READING TEXT
Re: Foxlee Gum Process

From: Katharine Thayer ^lt;>
Date: 06/26/04-02:32:51 AM Z
Message-id: <>

I spent six hours driving yesterday, and thought about this way more
than the topic warrants (I think Chris introduced this only as a novelty
after all) but I didn't have anything else to do while I was driving, so
I kept turning it over in my mind.

One thing I puzzled about a lot was Dave's apparent resistance to the
idea that pressure might account for Marion's observation. He said the
other day that he wanted to understand my thought process. My thought
process is very simple: (1) I'm thinking about this general assertion
(made by both Foxlee and Marion) that if you put unexposed,
undichromated, colloid next to exposed dichromated colloid, and weigh it
down good, that there is a reaction between the unreacted dichromate in
the exposed colloid and the unexposed colloid, rendering the unexposed
colloid insoluble. Foxlee implies that this reaction occurs only in
image areas. (2) This assertion simply makes no sense. (3) Therefore,
there must be some other explanation for the reported results. (4)
Galinsky suggests an alternative explanation: perhaps the pressure
forces the soluble colloid in with the insoluble colloid. (5) I think
this hypothesis makes sense. After all, in both descriptions, the thing
has to be weighted down to make it work, so why wouldn't one suspect
that it's something mechanical that's doing it, since it's almost
certainly not a chemical reaction for reasons that have already been

Galinsky doesn't claim that she has proved that it's pressure, and I
don't claim that for her, although perhaps a careless wording when
writing in haste may have suggested that I was claiming that. No, I was
only interested in the question that was raised, not in whether she made
an adequate test of the question. I agree with Dave that she may not
have tested the question adequately, but whether she did or not seems
rather beside the point of what I was trying to say, which is that when
we are considering explanations for the observations, pressure seems to
me a better potential explanation for the effect than the explanation
that was given, that it is caused by a chemical reaction between the
unexposed and exposed colloid.

PROVIDED RECORDS
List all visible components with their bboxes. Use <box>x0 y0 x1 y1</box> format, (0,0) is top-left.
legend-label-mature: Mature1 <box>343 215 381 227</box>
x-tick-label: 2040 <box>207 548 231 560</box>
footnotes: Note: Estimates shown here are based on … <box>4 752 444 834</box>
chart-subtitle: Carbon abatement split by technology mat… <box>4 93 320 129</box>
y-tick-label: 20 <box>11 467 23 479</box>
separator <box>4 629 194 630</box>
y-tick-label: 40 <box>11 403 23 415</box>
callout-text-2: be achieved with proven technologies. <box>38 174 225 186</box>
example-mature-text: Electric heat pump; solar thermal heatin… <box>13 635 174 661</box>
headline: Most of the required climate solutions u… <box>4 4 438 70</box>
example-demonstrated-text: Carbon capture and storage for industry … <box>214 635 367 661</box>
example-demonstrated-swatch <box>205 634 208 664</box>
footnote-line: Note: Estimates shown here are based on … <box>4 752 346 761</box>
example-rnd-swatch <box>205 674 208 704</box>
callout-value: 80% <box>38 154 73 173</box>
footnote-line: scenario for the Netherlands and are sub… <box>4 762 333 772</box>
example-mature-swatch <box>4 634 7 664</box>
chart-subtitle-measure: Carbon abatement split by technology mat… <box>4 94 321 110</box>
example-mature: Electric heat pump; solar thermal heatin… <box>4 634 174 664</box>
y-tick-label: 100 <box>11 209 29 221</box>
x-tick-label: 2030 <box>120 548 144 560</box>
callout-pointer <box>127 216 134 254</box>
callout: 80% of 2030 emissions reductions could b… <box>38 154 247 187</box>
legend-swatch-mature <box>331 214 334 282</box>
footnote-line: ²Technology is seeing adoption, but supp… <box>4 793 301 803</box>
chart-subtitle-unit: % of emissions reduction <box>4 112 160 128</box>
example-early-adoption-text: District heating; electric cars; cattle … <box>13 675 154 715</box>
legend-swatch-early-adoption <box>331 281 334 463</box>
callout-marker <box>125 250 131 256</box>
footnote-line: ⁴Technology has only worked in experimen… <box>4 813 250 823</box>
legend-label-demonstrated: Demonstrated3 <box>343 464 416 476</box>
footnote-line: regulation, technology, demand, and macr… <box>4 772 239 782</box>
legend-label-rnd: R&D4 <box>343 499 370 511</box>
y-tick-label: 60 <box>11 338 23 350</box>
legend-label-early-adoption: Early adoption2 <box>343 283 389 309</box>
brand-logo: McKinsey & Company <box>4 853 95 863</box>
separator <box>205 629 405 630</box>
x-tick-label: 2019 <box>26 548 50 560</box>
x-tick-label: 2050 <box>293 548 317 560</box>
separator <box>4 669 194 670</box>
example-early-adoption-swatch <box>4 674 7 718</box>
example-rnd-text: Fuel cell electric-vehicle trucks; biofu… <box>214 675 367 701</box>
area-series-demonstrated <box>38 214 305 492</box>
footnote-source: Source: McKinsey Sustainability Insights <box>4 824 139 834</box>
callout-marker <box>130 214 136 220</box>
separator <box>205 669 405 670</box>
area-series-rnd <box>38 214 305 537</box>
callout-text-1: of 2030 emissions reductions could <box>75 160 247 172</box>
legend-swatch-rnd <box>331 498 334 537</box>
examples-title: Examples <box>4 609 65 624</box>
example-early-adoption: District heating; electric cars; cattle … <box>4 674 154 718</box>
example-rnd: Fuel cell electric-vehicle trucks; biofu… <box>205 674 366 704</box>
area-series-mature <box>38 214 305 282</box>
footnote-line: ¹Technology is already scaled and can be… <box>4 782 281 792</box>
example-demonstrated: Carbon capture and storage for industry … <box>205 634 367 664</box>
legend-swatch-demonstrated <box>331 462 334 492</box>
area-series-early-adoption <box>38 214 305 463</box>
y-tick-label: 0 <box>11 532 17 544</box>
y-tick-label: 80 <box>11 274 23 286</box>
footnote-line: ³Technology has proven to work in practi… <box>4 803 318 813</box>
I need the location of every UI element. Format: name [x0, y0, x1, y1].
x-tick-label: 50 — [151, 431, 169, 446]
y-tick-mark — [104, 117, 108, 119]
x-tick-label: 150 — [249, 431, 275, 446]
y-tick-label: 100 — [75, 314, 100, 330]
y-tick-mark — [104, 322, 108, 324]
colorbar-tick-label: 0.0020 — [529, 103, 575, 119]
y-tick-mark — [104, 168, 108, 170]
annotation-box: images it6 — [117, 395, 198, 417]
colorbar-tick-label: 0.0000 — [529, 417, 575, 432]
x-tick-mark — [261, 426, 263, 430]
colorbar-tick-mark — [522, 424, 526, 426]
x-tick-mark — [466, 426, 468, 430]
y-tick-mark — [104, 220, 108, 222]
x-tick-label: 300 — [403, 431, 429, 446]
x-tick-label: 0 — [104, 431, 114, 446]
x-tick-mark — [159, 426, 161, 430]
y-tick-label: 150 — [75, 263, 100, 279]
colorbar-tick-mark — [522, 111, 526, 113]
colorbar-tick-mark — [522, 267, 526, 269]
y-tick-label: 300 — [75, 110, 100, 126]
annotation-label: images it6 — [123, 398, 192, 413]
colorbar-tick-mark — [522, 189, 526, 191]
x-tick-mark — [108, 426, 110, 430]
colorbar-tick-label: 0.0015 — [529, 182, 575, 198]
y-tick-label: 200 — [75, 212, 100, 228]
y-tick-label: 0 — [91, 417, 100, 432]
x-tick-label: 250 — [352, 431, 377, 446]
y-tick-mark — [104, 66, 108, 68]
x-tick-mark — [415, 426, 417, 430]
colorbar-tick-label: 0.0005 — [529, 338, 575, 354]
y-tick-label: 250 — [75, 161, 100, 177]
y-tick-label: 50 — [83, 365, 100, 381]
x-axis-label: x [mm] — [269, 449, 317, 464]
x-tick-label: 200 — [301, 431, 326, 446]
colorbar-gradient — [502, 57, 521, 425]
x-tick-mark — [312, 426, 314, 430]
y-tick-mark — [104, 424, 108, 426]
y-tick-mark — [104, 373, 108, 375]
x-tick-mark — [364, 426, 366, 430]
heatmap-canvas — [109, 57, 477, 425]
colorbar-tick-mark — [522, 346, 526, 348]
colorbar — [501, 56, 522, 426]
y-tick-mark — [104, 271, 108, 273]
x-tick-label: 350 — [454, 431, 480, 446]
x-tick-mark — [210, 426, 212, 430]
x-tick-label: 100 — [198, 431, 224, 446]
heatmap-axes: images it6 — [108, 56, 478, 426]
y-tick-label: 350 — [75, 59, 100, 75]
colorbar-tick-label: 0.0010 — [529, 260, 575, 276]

SET TASK
Reproduce the stretch of the Foxlee gum process message from "Re: Foxlee Gum" through "in my mind.".

OUTPUT BELOW
Re: Foxlee Gum Process

From: Katharine Thayer ^lt;>
Date: 06/26/04-02:32:51 AM Z
Message-id: <>

I spent six hours driving yesterday, and thought about this way more
than the topic warrants (I think Chris introduced this only as a novelty
after all) but I didn't have anything else to do while I was driving, so
I kept turning it over in my mind.